* TASK DESCRIPTION:
Give the listing below again in full, exactly as written.
▼
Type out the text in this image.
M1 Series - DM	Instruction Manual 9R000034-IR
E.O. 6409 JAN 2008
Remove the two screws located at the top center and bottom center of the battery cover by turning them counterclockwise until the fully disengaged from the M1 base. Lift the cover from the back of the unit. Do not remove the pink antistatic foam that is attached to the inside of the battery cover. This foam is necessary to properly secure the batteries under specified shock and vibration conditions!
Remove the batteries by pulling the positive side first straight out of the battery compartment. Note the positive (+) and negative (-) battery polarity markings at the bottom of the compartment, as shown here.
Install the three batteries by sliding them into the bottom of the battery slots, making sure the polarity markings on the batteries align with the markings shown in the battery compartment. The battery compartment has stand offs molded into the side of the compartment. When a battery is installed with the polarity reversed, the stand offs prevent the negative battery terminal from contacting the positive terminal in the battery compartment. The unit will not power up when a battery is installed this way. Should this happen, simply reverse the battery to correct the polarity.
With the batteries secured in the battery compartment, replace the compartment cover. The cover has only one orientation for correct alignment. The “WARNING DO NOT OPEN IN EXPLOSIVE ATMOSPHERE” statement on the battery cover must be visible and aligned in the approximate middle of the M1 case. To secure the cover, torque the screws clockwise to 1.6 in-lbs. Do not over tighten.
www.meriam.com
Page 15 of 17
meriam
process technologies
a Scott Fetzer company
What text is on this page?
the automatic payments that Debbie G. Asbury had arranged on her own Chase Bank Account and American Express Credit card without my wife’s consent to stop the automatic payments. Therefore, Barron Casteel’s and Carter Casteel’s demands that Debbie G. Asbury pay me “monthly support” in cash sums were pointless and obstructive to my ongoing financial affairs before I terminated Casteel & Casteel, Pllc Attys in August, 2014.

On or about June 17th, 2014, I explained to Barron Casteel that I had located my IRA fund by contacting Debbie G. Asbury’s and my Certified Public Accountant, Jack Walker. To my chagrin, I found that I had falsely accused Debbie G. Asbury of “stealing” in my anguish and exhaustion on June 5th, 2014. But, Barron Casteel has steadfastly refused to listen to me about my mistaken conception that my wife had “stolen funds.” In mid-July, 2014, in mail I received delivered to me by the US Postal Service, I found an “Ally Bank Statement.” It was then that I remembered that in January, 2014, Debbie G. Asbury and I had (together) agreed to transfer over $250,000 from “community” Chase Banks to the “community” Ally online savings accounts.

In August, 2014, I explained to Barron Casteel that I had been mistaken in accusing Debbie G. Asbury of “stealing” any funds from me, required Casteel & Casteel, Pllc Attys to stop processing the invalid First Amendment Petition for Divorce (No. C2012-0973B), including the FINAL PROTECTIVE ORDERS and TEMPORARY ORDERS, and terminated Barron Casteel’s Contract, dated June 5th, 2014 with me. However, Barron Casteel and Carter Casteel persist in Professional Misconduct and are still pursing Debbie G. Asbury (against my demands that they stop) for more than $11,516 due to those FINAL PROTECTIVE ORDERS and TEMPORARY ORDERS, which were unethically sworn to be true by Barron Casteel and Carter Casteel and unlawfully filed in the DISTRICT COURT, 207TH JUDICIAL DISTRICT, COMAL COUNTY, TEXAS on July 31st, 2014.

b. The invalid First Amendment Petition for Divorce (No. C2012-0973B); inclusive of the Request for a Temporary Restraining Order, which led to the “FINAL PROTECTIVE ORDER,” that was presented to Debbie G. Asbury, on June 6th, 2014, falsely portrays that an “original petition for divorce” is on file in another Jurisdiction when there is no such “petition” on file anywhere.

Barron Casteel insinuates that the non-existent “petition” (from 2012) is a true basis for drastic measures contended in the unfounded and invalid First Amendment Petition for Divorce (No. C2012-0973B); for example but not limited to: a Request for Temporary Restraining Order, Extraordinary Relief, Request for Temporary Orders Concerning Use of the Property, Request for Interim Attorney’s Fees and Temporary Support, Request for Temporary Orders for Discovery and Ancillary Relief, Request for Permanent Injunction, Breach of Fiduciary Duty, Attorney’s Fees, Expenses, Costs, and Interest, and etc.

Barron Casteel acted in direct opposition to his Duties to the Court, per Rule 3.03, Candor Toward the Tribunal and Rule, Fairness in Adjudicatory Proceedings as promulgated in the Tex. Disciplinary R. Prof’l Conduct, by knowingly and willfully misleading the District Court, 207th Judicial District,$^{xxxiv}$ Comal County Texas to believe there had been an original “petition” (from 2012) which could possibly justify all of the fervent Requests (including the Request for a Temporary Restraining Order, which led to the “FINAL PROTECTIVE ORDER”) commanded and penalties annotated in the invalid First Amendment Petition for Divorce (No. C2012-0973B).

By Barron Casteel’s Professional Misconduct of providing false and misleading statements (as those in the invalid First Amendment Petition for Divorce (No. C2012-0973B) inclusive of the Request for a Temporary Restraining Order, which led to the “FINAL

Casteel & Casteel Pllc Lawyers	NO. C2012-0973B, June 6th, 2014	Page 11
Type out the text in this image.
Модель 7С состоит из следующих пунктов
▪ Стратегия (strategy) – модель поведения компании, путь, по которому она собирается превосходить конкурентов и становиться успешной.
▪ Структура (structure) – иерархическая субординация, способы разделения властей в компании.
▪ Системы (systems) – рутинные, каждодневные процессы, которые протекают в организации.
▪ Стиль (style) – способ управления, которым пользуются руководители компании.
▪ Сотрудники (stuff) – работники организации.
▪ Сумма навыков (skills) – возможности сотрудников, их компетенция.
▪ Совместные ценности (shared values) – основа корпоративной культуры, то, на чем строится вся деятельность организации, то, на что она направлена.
▲
* RESULT:
Type out the text in this image.
M1 Series - DM	Instruction Manual 9R000034-IR
E.O. 6409 JAN 2008
Remove the two screws located at the top center and bottom center of the battery cover by turning them counterclockwise until the fully disengaged from the M1 base. Lift the cover from the back of the unit. Do not remove the pink antistatic foam that is attached to the inside of the battery cover. This foam is necessary to properly secure the batteries under specified shock and vibration conditions!
Remove the batteries by pulling the positive side first straight out of the battery compartment. Note the positive (+) and negative (-) battery polarity markings at the bottom of the compartment, as shown here.
Install the three batteries by sliding them into the bottom of the battery slots, making sure the polarity markings on the batteries align with the markings shown in the battery compartment. The battery compartment has stand offs molded into the side of the compartment. When a battery is installed with the polarity reversed, the stand offs prevent the negative battery terminal from contacting the positive terminal in the battery compartment. The unit will not power up when a battery is installed this way. Should this happen, simply reverse the battery to correct the polarity.
With the batteries secured in the battery compartment, replace the compartment cover. The cover has only one orientation for correct alignment. The “WARNING DO NOT OPEN IN EXPLOSIVE ATMOSPHERE” statement on the battery cover must be visible and aligned in the approximate middle of the M1 case. To secure the cover, torque the screws clockwise to 1.6 in-lbs. Do not over tighten.
www.meriam.com
Page 15 of 17
meriam
process technologies
a Scott Fetzer company
What text is on this page?
the automatic payments that Debbie G. Asbury had arranged on her own Chase Bank Account and American Express Credit card without my wife’s consent to stop the automatic payments. Therefore, Barron Casteel’s and Carter Casteel’s demands that Debbie G. Asbury pay me “monthly support” in cash sums were pointless and obstructive to my ongoing financial affairs before I terminated Casteel & Casteel, Pllc Attys in August, 2014.

On or about June 17th, 2014, I explained to Barron Casteel that I had located my IRA fund by contacting Debbie G. Asbury’s and my Certified Public Accountant, Jack Walker. To my chagrin, I found that I had falsely accused Debbie G. Asbury of “stealing” in my anguish and exhaustion on June 5th, 2014. But, Barron Casteel has steadfastly refused to listen to me about my mistaken conception that my wife had “stolen funds.” In mid-July, 2014, in mail I received delivered to me by the US Postal Service, I found an “Ally Bank Statement.” It was then that I remembered that in January, 2014, Debbie G. Asbury and I had (together) agreed to transfer over $250,000 from “community” Chase Banks to the “community” Ally online savings accounts.

In August, 2014, I explained to Barron Casteel that I had been mistaken in accusing Debbie G. Asbury of “stealing” any funds from me, required Casteel & Casteel, Pllc Attys to stop processing the invalid First Amendment Petition for Divorce (No. C2012-0973B), including the FINAL PROTECTIVE ORDERS and TEMPORARY ORDERS, and terminated Barron Casteel’s Contract, dated June 5th, 2014 with me. However, Barron Casteel and Carter Casteel persist in Professional Misconduct and are still pursing Debbie G. Asbury (against my demands that they stop) for more than $11,516 due to those FINAL PROTECTIVE ORDERS and TEMPORARY ORDERS, which were unethically sworn to be true by Barron Casteel and Carter Casteel and unlawfully filed in the DISTRICT COURT, 207TH JUDICIAL DISTRICT, COMAL COUNTY, TEXAS on July 31st, 2014.

b. The invalid First Amendment Petition for Divorce (No. C2012-0973B); inclusive of the Request for a Temporary Restraining Order, which led to the “FINAL PROTECTIVE ORDER,” that was presented to Debbie G. Asbury, on June 6th, 2014, falsely portrays that an “original petition for divorce” is on file in another Jurisdiction when there is no such “petition” on file anywhere.

Barron Casteel insinuates that the non-existent “petition” (from 2012) is a true basis for drastic measures contended in the unfounded and invalid First Amendment Petition for Divorce (No. C2012-0973B); for example but not limited to: a Request for Temporary Restraining Order, Extraordinary Relief, Request for Temporary Orders Concerning Use of the Property, Request for Interim Attorney’s Fees and Temporary Support, Request for Temporary Orders for Discovery and Ancillary Relief, Request for Permanent Injunction, Breach of Fiduciary Duty, Attorney’s Fees, Expenses, Costs, and Interest, and etc.

Barron Casteel acted in direct opposition to his Duties to the Court, per Rule 3.03, Candor Toward the Tribunal and Rule, Fairness in Adjudicatory Proceedings as promulgated in the Tex. Disciplinary R. Prof’l Conduct, by knowingly and willfully misleading the District Court, 207th Judicial District,$^{xxxiv}$ Comal County Texas to believe there had been an original “petition” (from 2012) which could possibly justify all of the fervent Requests (including the Request for a Temporary Restraining Order, which led to the “FINAL PROTECTIVE ORDER”) commanded and penalties annotated in the invalid First Amendment Petition for Divorce (No. C2012-0973B).

By Barron Casteel’s Professional Misconduct of providing false and misleading statements (as those in the invalid First Amendment Petition for Divorce (No. C2012-0973B) inclusive of the Request for a Temporary Restraining Order, which led to the “FINAL

Casteel & Casteel Pllc Lawyers	NO. C2012-0973B, June 6th, 2014	Page 11
Type out the text in this image.
Модель 7С состоит из следующих пунктов
▪ Стратегия (strategy) – модель поведения компании, путь, по которому она собирается превосходить конкурентов и становиться успешной.
▪ Структура (structure) – иерархическая субординация, способы разделения властей в компании.
▪ Системы (systems) – рутинные, каждодневные процессы, которые протекают в организации.
▪ Стиль (style) – способ управления, которым пользуются руководители компании.
▪ Сотрудники (stuff) – работники организации.
▪ Сумма навыков (skills) – возможности сотрудников, их компетенция.
▪ Совместные ценности (shared values) – основа корпоративной культуры, то, на чем строится вся деятельность организации, то, на что она направлена.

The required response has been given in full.